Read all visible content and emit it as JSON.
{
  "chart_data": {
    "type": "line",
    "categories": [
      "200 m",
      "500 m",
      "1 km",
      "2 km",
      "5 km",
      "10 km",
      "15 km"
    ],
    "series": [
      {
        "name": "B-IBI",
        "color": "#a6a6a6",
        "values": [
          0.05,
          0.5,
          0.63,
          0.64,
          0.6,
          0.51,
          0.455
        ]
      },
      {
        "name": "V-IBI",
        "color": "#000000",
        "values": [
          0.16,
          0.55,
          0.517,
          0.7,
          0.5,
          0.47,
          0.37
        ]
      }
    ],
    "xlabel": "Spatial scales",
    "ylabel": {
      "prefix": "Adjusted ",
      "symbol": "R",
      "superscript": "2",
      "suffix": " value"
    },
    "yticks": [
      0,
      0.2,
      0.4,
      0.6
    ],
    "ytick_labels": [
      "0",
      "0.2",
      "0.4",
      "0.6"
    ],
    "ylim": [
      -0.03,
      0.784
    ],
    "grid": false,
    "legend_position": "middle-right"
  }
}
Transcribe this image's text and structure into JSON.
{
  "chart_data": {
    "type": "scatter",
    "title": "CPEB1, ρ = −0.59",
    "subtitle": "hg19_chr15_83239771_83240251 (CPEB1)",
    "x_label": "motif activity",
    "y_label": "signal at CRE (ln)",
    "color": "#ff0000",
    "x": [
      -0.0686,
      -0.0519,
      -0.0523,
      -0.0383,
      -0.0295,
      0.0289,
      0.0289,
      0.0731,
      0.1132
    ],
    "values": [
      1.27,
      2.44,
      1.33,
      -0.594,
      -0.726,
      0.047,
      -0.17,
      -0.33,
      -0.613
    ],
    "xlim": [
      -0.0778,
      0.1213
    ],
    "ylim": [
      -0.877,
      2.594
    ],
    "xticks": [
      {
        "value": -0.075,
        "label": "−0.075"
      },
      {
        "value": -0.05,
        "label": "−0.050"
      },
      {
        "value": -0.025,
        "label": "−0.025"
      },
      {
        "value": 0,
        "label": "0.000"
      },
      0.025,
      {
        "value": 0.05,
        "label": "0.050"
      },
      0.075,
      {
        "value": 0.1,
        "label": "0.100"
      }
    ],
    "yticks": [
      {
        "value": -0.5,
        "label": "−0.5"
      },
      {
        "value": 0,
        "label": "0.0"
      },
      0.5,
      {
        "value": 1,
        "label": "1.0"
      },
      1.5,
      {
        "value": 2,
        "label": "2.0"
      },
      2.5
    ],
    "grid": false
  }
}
——
▸ WHAT TO DO: Repeat the listing exactly, from its first line to its last.

▸ THE RESULT:
Read all visible content and emit it as JSON.
{
  "chart_data": {
    "type": "line",
    "categories": [
      "200 m",
      "500 m",
      "1 km",
      "2 km",
      "5 km",
      "10 km",
      "15 km"
    ],
    "series": [
      {
        "name": "B-IBI",
        "color": "#a6a6a6",
        "values": [
          0.05,
          0.5,
          0.63,
          0.64,
          0.6,
          0.51,
          0.455
        ]
      },
      {
        "name": "V-IBI",
        "color": "#000000",
        "values": [
          0.16,
          0.55,
          0.517,
          0.7,
          0.5,
          0.47,
          0.37
        ]
      }
    ],
    "xlabel": "Spatial scales",
    "ylabel": {
      "prefix": "Adjusted ",
      "symbol": "R",
      "superscript": "2",
      "suffix": " value"
    },
    "yticks": [
      0,
      0.2,
      0.4,
      0.6
    ],
    "ytick_labels": [
      "0",
      "0.2",
      "0.4",
      "0.6"
    ],
    "ylim": [
      -0.03,
      0.784
    ],
    "grid": false,
    "legend_position": "middle-right"
  }
}
Transcribe this image's text and structure into JSON.
{
  "chart_data": {
    "type": "scatter",
    "title": "CPEB1, ρ = −0.59",
    "subtitle": "hg19_chr15_83239771_83240251 (CPEB1)",
    "x_label": "motif activity",
    "y_label": "signal at CRE (ln)",
    "color": "#ff0000",
    "x": [
      -0.0686,
      -0.0519,
      -0.0523,
      -0.0383,
      -0.0295,
      0.0289,
      0.0289,
      0.0731,
      0.1132
    ],
    "values": [
      1.27,
      2.44,
      1.33,
      -0.594,
      -0.726,
      0.047,
      -0.17,
      -0.33,
      -0.613
    ],
    "xlim": [
      -0.0778,
      0.1213
    ],
    "ylim": [
      -0.877,
      2.594
    ],
    "xticks": [
      {
        "value": -0.075,
        "label": "−0.075"
      },
      {
        "value": -0.05,
        "label": "−0.050"
      },
      {
        "value": -0.025,
        "label": "−0.025"
      },
      {
        "value": 0,
        "label": "0.000"
      },
      0.025,
      {
        "value": 0.05,
        "label": "0.050"
      },
      0.075,
      {
        "value": 0.1,
        "label": "0.100"
      }
    ],
    "yticks": [
      {
        "value": -0.5,
        "label": "−0.5"
      },
      {
        "value": 0,
        "label": "0.0"
      },
      0.5,
      {
        "value": 1,
        "label": "1.0"
      },
      1.5,
      {
        "value": 2,
        "label": "2.0"
      },
      2.5
    ],
    "grid": false
  }
}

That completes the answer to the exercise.